[Recorded data]

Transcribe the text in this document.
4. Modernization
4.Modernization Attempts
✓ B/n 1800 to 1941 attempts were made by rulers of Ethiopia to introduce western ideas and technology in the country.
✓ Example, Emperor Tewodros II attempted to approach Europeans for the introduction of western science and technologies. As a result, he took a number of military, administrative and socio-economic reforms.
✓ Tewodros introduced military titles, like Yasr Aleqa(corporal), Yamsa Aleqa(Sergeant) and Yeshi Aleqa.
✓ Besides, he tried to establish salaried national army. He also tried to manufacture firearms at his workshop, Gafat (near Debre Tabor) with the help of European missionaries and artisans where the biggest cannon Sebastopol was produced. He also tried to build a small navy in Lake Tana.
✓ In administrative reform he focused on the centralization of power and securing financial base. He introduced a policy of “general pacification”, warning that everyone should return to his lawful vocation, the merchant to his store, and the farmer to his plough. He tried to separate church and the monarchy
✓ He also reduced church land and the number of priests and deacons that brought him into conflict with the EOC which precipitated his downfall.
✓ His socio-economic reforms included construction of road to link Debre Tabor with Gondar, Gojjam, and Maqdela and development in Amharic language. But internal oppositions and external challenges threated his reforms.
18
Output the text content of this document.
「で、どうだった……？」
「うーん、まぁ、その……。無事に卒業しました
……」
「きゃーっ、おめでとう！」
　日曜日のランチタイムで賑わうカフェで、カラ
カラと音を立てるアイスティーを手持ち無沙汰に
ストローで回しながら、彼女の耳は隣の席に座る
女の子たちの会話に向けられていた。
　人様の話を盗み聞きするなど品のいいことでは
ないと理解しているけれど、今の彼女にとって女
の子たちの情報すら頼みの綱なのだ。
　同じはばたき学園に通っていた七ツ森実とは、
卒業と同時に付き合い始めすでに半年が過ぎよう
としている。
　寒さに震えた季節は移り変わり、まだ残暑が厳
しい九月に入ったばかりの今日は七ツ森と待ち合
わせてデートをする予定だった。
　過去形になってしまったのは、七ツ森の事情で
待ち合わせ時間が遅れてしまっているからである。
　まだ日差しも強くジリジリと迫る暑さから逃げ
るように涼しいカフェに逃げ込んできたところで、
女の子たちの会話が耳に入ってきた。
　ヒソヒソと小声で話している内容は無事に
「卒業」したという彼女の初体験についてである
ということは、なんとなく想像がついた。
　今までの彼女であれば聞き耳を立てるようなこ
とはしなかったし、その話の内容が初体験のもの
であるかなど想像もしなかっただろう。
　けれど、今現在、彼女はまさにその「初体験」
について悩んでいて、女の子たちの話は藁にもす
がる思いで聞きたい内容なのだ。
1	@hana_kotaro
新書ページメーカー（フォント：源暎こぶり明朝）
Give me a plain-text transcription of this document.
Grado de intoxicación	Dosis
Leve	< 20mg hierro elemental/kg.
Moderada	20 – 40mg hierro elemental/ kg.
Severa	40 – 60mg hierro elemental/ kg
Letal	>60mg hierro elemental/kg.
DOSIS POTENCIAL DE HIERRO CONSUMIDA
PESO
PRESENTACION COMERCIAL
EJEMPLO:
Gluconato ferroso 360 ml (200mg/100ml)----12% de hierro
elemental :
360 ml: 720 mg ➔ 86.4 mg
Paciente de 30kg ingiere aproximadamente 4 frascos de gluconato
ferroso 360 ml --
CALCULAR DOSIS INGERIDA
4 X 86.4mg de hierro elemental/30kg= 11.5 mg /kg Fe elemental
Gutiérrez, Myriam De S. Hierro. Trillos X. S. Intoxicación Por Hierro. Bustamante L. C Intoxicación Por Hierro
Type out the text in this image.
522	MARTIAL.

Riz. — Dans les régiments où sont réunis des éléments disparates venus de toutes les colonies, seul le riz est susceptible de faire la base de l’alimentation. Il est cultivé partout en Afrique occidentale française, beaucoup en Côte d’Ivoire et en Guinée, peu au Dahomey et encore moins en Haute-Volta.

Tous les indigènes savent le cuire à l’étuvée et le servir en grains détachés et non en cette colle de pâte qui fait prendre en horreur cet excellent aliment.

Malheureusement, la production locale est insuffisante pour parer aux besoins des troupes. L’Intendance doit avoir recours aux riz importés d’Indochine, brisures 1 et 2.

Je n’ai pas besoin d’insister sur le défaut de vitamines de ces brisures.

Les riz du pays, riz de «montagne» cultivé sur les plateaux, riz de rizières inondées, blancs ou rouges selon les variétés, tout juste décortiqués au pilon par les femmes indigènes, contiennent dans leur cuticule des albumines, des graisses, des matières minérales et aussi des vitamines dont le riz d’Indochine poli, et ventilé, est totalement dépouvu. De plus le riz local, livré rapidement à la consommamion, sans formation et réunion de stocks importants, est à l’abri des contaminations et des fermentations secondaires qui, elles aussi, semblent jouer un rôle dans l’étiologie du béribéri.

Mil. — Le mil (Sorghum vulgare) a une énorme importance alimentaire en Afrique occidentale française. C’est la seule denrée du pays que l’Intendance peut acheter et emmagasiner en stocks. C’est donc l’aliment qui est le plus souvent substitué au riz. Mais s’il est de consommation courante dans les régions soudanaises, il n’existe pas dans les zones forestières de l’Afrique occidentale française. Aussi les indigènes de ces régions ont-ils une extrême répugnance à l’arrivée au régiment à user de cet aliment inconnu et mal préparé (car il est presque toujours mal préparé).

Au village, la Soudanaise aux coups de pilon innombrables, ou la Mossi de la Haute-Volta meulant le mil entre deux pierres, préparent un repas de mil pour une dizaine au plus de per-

> PROBLEM TO WORK ON
Please output the entire listing exactly as it stands.

> THE COMPLETED TASK
Transcribe the text in this document.
4. Modernization
4.Modernization Attempts
✓ B/n 1800 to 1941 attempts were made by rulers of Ethiopia to introduce western ideas and technology in the country.
✓ Example, Emperor Tewodros II attempted to approach Europeans for the introduction of western science and technologies. As a result, he took a number of military, administrative and socio-economic reforms.
✓ Tewodros introduced military titles, like Yasr Aleqa(corporal), Yamsa Aleqa(Sergeant) and Yeshi Aleqa.
✓ Besides, he tried to establish salaried national army. He also tried to manufacture firearms at his workshop, Gafat (near Debre Tabor) with the help of European missionaries and artisans where the biggest cannon Sebastopol was produced. He also tried to build a small navy in Lake Tana.
✓ In administrative reform he focused on the centralization of power and securing financial base. He introduced a policy of “general pacification”, warning that everyone should return to his lawful vocation, the merchant to his store, and the farmer to his plough. He tried to separate church and the monarchy
✓ He also reduced church land and the number of priests and deacons that brought him into conflict with the EOC which precipitated his downfall.
✓ His socio-economic reforms included construction of road to link Debre Tabor with Gondar, Gojjam, and Maqdela and development in Amharic language. But internal oppositions and external challenges threated his reforms.
18
Output the text content of this document.
「で、どうだった……？」
「うーん、まぁ、その……。無事に卒業しました
……」
「きゃーっ、おめでとう！」
　日曜日のランチタイムで賑わうカフェで、カラ
カラと音を立てるアイスティーを手持ち無沙汰に
ストローで回しながら、彼女の耳は隣の席に座る
女の子たちの会話に向けられていた。
　人様の話を盗み聞きするなど品のいいことでは
ないと理解しているけれど、今の彼女にとって女
の子たちの情報すら頼みの綱なのだ。
　同じはばたき学園に通っていた七ツ森実とは、
卒業と同時に付き合い始めすでに半年が過ぎよう
としている。
　寒さに震えた季節は移り変わり、まだ残暑が厳
しい九月に入ったばかりの今日は七ツ森と待ち合
わせてデートをする予定だった。
　過去形になってしまったのは、七ツ森の事情で
待ち合わせ時間が遅れてしまっているからである。
　まだ日差しも強くジリジリと迫る暑さから逃げ
るように涼しいカフェに逃げ込んできたところで、
女の子たちの会話が耳に入ってきた。
　ヒソヒソと小声で話している内容は無事に
「卒業」したという彼女の初体験についてである
ということは、なんとなく想像がついた。
　今までの彼女であれば聞き耳を立てるようなこ
とはしなかったし、その話の内容が初体験のもの
であるかなど想像もしなかっただろう。
　けれど、今現在、彼女はまさにその「初体験」
について悩んでいて、女の子たちの話は藁にもす
がる思いで聞きたい内容なのだ。
1	@hana_kotaro
新書ページメーカー（フォント：源暎こぶり明朝）
Give me a plain-text transcription of this document.
Grado de intoxicación	Dosis
Leve	< 20mg hierro elemental/kg.
Moderada	20 – 40mg hierro elemental/ kg.
Severa	40 – 60mg hierro elemental/ kg
Letal	>60mg hierro elemental/kg.
DOSIS POTENCIAL DE HIERRO CONSUMIDA
PESO
PRESENTACION COMERCIAL
EJEMPLO:
Gluconato ferroso 360 ml (200mg/100ml)----12% de hierro
elemental :
360 ml: 720 mg ➔ 86.4 mg
Paciente de 30kg ingiere aproximadamente 4 frascos de gluconato
ferroso 360 ml --
CALCULAR DOSIS INGERIDA
4 X 86.4mg de hierro elemental/30kg= 11.5 mg /kg Fe elemental
Gutiérrez, Myriam De S. Hierro. Trillos X. S. Intoxicación Por Hierro. Bustamante L. C Intoxicación Por Hierro
Type out the text in this image.
522	MARTIAL.

Riz. — Dans les régiments où sont réunis des éléments disparates venus de toutes les colonies, seul le riz est susceptible de faire la base de l’alimentation. Il est cultivé partout en Afrique occidentale française, beaucoup en Côte d’Ivoire et en Guinée, peu au Dahomey et encore moins en Haute-Volta.

Tous les indigènes savent le cuire à l’étuvée et le servir en grains détachés et non en cette colle de pâte qui fait prendre en horreur cet excellent aliment.

Malheureusement, la production locale est insuffisante pour parer aux besoins des troupes. L’Intendance doit avoir recours aux riz importés d’Indochine, brisures 1 et 2.

Je n’ai pas besoin d’insister sur le défaut de vitamines de ces brisures.

Les riz du pays, riz de «montagne» cultivé sur les plateaux, riz de rizières inondées, blancs ou rouges selon les variétés, tout juste décortiqués au pilon par les femmes indigènes, contiennent dans leur cuticule des albumines, des graisses, des matières minérales et aussi des vitamines dont le riz d’Indochine poli, et ventilé, est totalement dépouvu. De plus le riz local, livré rapidement à la consommamion, sans formation et réunion de stocks importants, est à l’abri des contaminations et des fermentations secondaires qui, elles aussi, semblent jouer un rôle dans l’étiologie du béribéri.

Mil. — Le mil (Sorghum vulgare) a une énorme importance alimentaire en Afrique occidentale française. C’est la seule denrée du pays que l’Intendance peut acheter et emmagasiner en stocks. C’est donc l’aliment qui est le plus souvent substitué au riz. Mais s’il est de consommation courante dans les régions soudanaises, il n’existe pas dans les zones forestières de l’Afrique occidentale française. Aussi les indigènes de ces régions ont-ils une extrême répugnance à l’arrivée au régiment à user de cet aliment inconnu et mal préparé (car il est presque toujours mal préparé).

Au village, la Soudanaise aux coups de pilon innombrables, ou la Mossi de la Haute-Volta meulant le mil entre deux pierres, préparent un repas de mil pour une dizaine au plus de per-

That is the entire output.